Dataset entries on figures:
⁂

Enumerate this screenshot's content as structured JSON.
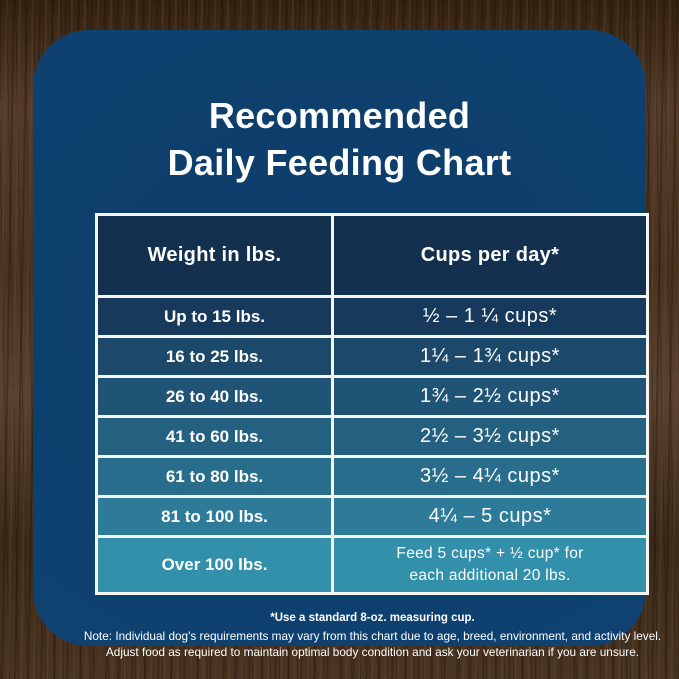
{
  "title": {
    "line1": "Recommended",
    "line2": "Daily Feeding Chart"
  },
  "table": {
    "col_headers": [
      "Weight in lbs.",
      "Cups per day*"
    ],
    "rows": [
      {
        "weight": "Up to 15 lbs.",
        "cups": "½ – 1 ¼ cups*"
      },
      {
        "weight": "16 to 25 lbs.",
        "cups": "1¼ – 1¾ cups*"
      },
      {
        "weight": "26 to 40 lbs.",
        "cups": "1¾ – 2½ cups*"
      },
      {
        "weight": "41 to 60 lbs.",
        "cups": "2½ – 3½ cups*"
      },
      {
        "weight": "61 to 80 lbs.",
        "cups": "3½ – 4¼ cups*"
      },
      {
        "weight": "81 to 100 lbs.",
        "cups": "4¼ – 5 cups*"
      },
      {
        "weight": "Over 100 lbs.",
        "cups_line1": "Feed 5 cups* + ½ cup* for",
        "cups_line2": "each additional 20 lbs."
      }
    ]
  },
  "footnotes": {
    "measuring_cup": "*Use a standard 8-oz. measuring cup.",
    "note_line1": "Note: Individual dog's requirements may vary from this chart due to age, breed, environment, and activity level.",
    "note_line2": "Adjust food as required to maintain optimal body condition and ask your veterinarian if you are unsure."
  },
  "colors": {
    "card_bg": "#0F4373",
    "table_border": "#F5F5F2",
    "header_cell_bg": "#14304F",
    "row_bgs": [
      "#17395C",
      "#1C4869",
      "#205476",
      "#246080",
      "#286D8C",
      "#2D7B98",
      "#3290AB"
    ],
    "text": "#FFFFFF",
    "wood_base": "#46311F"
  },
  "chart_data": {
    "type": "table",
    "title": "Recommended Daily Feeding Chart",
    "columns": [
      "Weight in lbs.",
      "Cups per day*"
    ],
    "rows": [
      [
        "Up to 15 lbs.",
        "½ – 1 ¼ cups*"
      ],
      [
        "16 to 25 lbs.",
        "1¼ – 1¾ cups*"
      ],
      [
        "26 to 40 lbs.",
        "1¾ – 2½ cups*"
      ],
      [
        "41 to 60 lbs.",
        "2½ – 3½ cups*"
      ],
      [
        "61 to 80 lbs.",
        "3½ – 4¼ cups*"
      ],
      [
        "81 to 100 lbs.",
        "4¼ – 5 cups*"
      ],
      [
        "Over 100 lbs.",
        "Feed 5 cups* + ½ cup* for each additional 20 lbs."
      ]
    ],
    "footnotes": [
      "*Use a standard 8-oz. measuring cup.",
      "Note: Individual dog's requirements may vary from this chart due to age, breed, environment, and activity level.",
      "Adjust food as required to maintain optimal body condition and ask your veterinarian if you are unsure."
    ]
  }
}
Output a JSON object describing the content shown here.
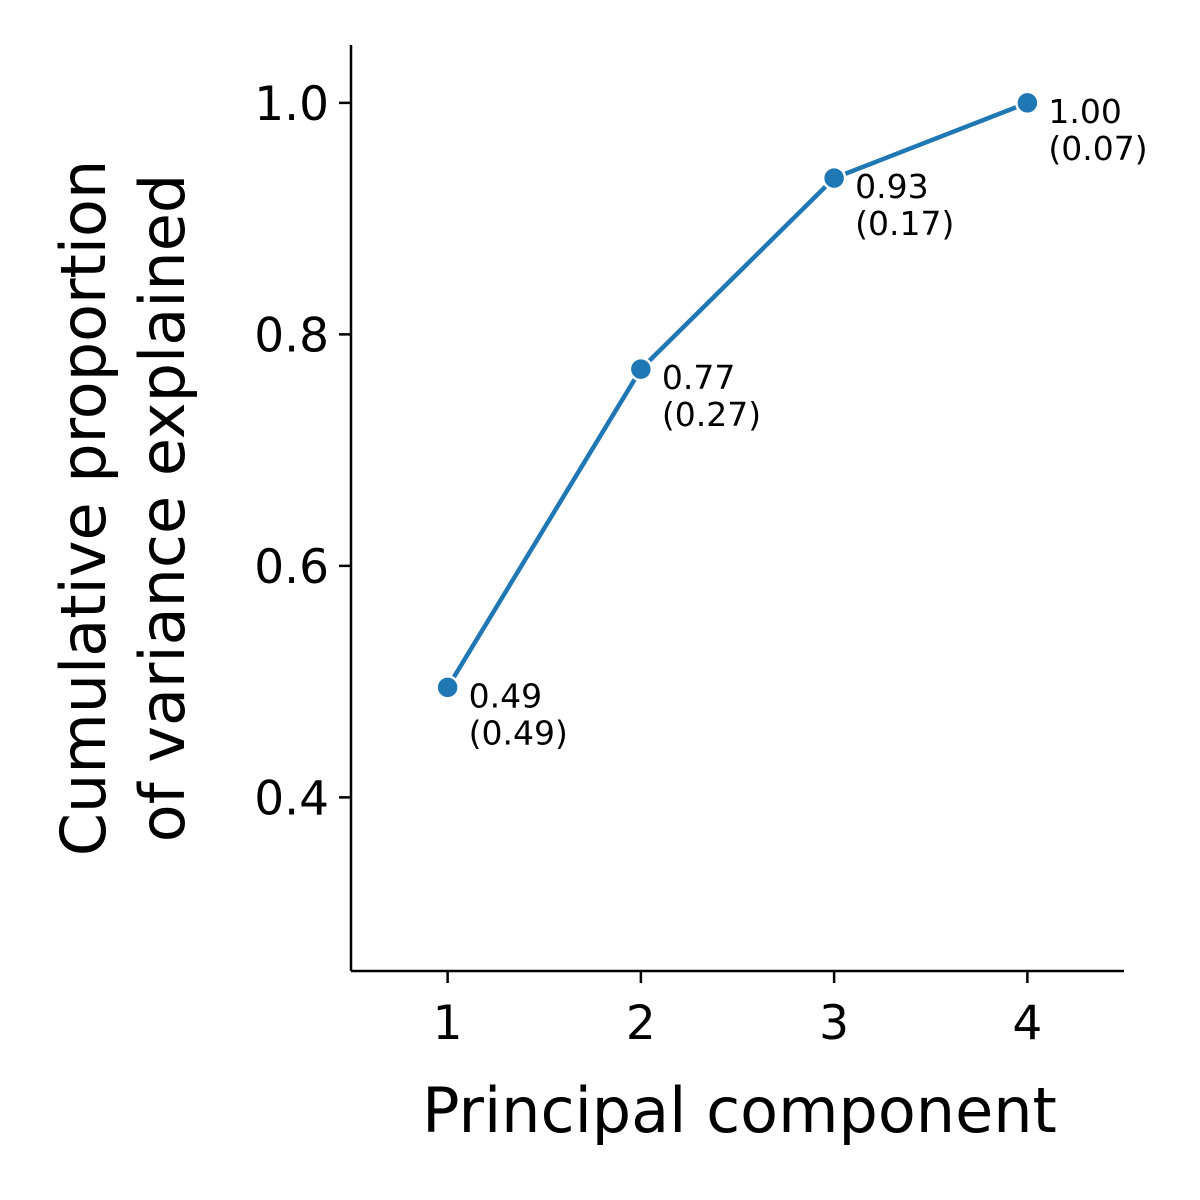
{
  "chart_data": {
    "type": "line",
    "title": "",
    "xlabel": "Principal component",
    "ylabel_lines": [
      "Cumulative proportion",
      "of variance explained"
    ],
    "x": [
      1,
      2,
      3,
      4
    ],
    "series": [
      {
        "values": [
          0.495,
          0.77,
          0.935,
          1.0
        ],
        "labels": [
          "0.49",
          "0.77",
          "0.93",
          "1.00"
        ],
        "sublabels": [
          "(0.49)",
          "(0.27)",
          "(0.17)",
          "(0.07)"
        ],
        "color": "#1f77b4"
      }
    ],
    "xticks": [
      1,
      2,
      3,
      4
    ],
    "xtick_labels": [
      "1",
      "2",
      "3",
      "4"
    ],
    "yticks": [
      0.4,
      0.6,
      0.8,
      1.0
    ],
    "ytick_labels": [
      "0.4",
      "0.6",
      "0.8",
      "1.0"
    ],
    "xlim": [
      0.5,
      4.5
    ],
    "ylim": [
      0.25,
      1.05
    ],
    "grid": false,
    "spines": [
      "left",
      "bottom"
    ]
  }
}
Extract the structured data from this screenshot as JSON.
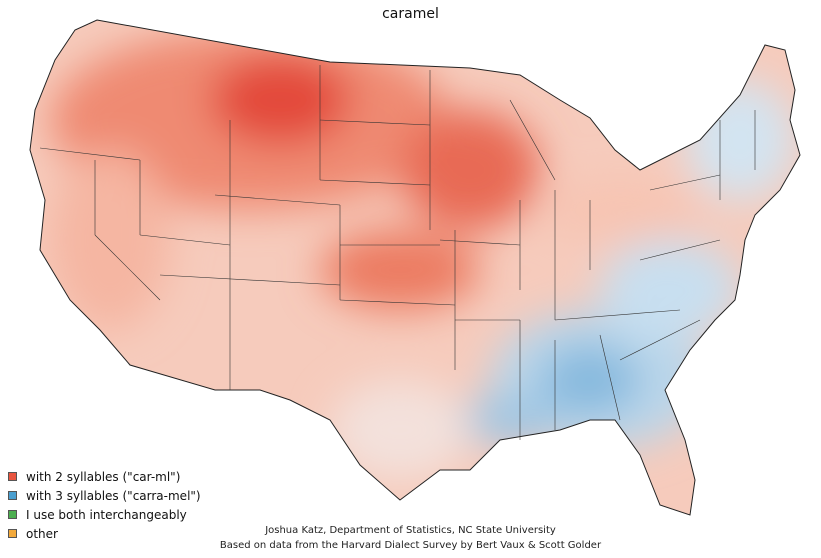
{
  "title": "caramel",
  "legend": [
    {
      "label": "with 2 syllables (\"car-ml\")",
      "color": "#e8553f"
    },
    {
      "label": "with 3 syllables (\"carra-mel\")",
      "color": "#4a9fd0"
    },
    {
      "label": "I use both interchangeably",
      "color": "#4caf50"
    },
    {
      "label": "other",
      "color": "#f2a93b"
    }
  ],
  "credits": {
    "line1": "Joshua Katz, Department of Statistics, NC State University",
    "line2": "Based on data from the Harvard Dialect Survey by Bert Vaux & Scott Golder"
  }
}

⁂

WHAT YOU ARE ASKED TO DO —
Every record must be copied exactly, with the pictures left out.

PROBLEM SOLUTION —
Enumerate this screenshot's content as structured JSON.
{
  "title": {
    "line1": "Recommended",
    "line2": "Daily Feeding Chart"
  },
  "table": {
    "col_headers": [
      "Weight in lbs.",
      "Cups per day*"
    ],
    "rows": [
      {
        "weight": "Up to 15 lbs.",
        "cups": "½ – 1 ¼ cups*"
      },
      {
        "weight": "16 to 25 lbs.",
        "cups": "1¼ – 1¾ cups*"
      },
      {
        "weight": "26 to 40 lbs.",
        "cups": "1¾ – 2½ cups*"
      },
      {
        "weight": "41 to 60 lbs.",
        "cups": "2½ – 3½ cups*"
      },
      {
        "weight": "61 to 80 lbs.",
        "cups": "3½ – 4¼ cups*"
      },
      {
        "weight": "81 to 100 lbs.",
        "cups": "4¼ – 5 cups*"
      },
      {
        "weight": "Over 100 lbs.",
        "cups_line1": "Feed 5 cups* + ½ cup* for",
        "cups_line2": "each additional 20 lbs."
      }
    ]
  },
  "footnotes": {
    "measuring_cup": "*Use a standard 8-oz. measuring cup.",
    "note_line1": "Note: Individual dog's requirements may vary from this chart due to age, breed, environment, and activity level.",
    "note_line2": "Adjust food as required to maintain optimal body condition and ask your veterinarian if you are unsure."
  },
  "colors": {
    "card_bg": "#0F4373",
    "table_border": "#F5F5F2",
    "header_cell_bg": "#14304F",
    "row_bgs": [
      "#17395C",
      "#1C4869",
      "#205476",
      "#246080",
      "#286D8C",
      "#2D7B98",
      "#3290AB"
    ],
    "text": "#FFFFFF",
    "wood_base": "#46311F"
  },
  "chart_data": {
    "type": "table",
    "title": "Recommended Daily Feeding Chart",
    "columns": [
      "Weight in lbs.",
      "Cups per day*"
    ],
    "rows": [
      [
        "Up to 15 lbs.",
        "½ – 1 ¼ cups*"
      ],
      [
        "16 to 25 lbs.",
        "1¼ – 1¾ cups*"
      ],
      [
        "26 to 40 lbs.",
        "1¾ – 2½ cups*"
      ],
      [
        "41 to 60 lbs.",
        "2½ – 3½ cups*"
      ],
      [
        "61 to 80 lbs.",
        "3½ – 4¼ cups*"
      ],
      [
        "81 to 100 lbs.",
        "4¼ – 5 cups*"
      ],
      [
        "Over 100 lbs.",
        "Feed 5 cups* + ½ cup* for each additional 20 lbs."
      ]
    ],
    "footnotes": [
      "*Use a standard 8-oz. measuring cup.",
      "Note: Individual dog's requirements may vary from this chart due to age, breed, environment, and activity level.",
      "Adjust food as required to maintain optimal body condition and ask your veterinarian if you are unsure."
    ]
  }
}
Output a JSON object describing the content shown here.
{
  "chart_data": {
    "type": "line",
    "title": "",
    "xlabel": "Principal component",
    "ylabel_lines": [
      "Cumulative proportion",
      "of variance explained"
    ],
    "x": [
      1,
      2,
      3,
      4
    ],
    "series": [
      {
        "values": [
          0.495,
          0.77,
          0.935,
          1.0
        ],
        "labels": [
          "0.49",
          "0.77",
          "0.93",
          "1.00"
        ],
        "sublabels": [
          "(0.49)",
          "(0.27)",
          "(0.17)",
          "(0.07)"
        ],
        "color": "#1f77b4"
      }
    ],
    "xticks": [
      1,
      2,
      3,
      4
    ],
    "xtick_labels": [
      "1",
      "2",
      "3",
      "4"
    ],
    "yticks": [
      0.4,
      0.6,
      0.8,
      1.0
    ],
    "ytick_labels": [
      "0.4",
      "0.6",
      "0.8",
      "1.0"
    ],
    "xlim": [
      0.5,
      4.5
    ],
    "ylim": [
      0.25,
      1.05
    ],
    "grid": false,
    "spines": [
      "left",
      "bottom"
    ]
  }
}
Extract the structured data from this screenshot as JSON.
{
  "title": "caramel",
  "legend": [
    {
      "label": "with 2 syllables (\"car-ml\")",
      "color": "#e8553f"
    },
    {
      "label": "with 3 syllables (\"carra-mel\")",
      "color": "#4a9fd0"
    },
    {
      "label": "I use both interchangeably",
      "color": "#4caf50"
    },
    {
      "label": "other",
      "color": "#f2a93b"
    }
  ],
  "credits": {
    "line1": "Joshua Katz, Department of Statistics, NC State University",
    "line2": "Based on data from the Harvard Dialect Survey by Bert Vaux & Scott Golder"
  }
}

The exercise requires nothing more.